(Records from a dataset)
---*---

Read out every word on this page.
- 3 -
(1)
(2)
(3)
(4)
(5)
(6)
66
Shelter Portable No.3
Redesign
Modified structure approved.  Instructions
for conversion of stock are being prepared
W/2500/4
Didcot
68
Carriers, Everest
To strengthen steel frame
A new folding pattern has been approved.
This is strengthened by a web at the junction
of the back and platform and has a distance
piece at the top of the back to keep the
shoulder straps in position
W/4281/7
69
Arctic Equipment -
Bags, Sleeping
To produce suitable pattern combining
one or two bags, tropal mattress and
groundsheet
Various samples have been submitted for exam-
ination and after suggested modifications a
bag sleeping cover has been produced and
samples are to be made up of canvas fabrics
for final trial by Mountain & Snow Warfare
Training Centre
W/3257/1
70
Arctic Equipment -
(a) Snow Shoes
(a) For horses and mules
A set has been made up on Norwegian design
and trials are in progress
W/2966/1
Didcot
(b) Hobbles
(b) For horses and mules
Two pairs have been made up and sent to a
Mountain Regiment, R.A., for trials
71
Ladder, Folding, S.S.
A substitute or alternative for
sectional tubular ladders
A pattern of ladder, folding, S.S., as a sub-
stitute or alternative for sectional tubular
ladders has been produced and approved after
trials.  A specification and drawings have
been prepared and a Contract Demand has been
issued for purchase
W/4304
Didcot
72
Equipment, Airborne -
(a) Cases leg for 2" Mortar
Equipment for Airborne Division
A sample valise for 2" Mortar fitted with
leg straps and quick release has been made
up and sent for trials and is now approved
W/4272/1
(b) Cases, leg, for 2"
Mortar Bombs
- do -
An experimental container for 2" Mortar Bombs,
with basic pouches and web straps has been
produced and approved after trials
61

---*---

[Exercise brief] Only a number is wanted: how many lines above include "tubular"?

[Exercise output] 2